Every record here needs to be written out again exactly.

==== RECORDS FOR THIS EXERCISE

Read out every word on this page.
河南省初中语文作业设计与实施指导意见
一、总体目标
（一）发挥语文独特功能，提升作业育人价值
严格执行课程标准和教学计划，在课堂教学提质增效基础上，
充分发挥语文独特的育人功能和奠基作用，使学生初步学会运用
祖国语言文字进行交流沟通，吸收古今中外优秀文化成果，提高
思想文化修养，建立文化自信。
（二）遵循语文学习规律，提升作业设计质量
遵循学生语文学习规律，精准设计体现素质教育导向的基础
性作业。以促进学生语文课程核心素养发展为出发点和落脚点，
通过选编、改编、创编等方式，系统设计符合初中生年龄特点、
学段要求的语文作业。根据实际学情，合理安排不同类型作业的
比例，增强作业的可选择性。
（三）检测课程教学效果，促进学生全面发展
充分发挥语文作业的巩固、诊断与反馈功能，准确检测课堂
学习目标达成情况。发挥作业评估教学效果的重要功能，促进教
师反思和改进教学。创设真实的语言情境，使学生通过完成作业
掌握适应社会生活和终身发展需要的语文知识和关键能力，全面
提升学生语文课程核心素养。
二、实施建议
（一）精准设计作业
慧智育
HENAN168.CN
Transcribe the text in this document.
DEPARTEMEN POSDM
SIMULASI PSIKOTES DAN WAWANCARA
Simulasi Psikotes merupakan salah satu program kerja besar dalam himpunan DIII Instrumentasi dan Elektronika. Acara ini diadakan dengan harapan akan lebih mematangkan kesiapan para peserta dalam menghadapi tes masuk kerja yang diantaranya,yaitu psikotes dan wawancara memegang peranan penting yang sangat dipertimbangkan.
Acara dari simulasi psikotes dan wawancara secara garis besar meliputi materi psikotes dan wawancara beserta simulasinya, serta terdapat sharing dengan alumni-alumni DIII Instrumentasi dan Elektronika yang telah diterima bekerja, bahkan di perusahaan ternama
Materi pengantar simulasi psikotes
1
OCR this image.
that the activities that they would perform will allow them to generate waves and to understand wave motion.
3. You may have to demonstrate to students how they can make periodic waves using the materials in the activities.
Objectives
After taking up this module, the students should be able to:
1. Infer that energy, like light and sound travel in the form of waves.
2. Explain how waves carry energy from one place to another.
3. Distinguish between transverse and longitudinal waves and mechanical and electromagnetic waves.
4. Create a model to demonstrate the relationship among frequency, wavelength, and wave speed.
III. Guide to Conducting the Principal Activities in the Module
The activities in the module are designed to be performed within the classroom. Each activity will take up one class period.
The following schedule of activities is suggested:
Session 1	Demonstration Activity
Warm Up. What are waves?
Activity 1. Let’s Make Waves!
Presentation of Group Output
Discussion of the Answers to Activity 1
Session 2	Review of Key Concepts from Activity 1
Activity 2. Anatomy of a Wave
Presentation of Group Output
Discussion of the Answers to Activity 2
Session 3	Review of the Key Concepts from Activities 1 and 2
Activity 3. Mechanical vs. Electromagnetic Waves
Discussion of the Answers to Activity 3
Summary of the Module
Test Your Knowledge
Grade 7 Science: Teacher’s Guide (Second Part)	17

========

TASK ANSWER:
Read out every word on this page.
河南省初中语文作业设计与实施指导意见
一、总体目标
（一）发挥语文独特功能，提升作业育人价值
严格执行课程标准和教学计划，在课堂教学提质增效基础上，
充分发挥语文独特的育人功能和奠基作用，使学生初步学会运用
祖国语言文字进行交流沟通，吸收古今中外优秀文化成果，提高
思想文化修养，建立文化自信。
（二）遵循语文学习规律，提升作业设计质量
遵循学生语文学习规律，精准设计体现素质教育导向的基础
性作业。以促进学生语文课程核心素养发展为出发点和落脚点，
通过选编、改编、创编等方式，系统设计符合初中生年龄特点、
学段要求的语文作业。根据实际学情，合理安排不同类型作业的
比例，增强作业的可选择性。
（三）检测课程教学效果，促进学生全面发展
充分发挥语文作业的巩固、诊断与反馈功能，准确检测课堂
学习目标达成情况。发挥作业评估教学效果的重要功能，促进教
师反思和改进教学。创设真实的语言情境，使学生通过完成作业
掌握适应社会生活和终身发展需要的语文知识和关键能力，全面
提升学生语文课程核心素养。
二、实施建议
（一）精准设计作业
慧智育
HENAN168.CN
Transcribe the text in this document.
DEPARTEMEN POSDM
SIMULASI PSIKOTES DAN WAWANCARA
Simulasi Psikotes merupakan salah satu program kerja besar dalam himpunan DIII Instrumentasi dan Elektronika. Acara ini diadakan dengan harapan akan lebih mematangkan kesiapan para peserta dalam menghadapi tes masuk kerja yang diantaranya,yaitu psikotes dan wawancara memegang peranan penting yang sangat dipertimbangkan.
Acara dari simulasi psikotes dan wawancara secara garis besar meliputi materi psikotes dan wawancara beserta simulasinya, serta terdapat sharing dengan alumni-alumni DIII Instrumentasi dan Elektronika yang telah diterima bekerja, bahkan di perusahaan ternama
Materi pengantar simulasi psikotes
1
OCR this image.
that the activities that they would perform will allow them to generate waves and to understand wave motion.
3. You may have to demonstrate to students how they can make periodic waves using the materials in the activities.
Objectives
After taking up this module, the students should be able to:
1. Infer that energy, like light and sound travel in the form of waves.
2. Explain how waves carry energy from one place to another.
3. Distinguish between transverse and longitudinal waves and mechanical and electromagnetic waves.
4. Create a model to demonstrate the relationship among frequency, wavelength, and wave speed.
III. Guide to Conducting the Principal Activities in the Module
The activities in the module are designed to be performed within the classroom. Each activity will take up one class period.
The following schedule of activities is suggested:
Session 1	Demonstration Activity
Warm Up. What are waves?
Activity 1. Let’s Make Waves!
Presentation of Group Output
Discussion of the Answers to Activity 1
Session 2	Review of Key Concepts from Activity 1
Activity 2. Anatomy of a Wave
Presentation of Group Output
Discussion of the Answers to Activity 2
Session 3	Review of the Key Concepts from Activities 1 and 2
Activity 3. Mechanical vs. Electromagnetic Waves
Discussion of the Answers to Activity 3
Summary of the Module
Test Your Knowledge
Grade 7 Science: Teacher’s Guide (Second Part)	17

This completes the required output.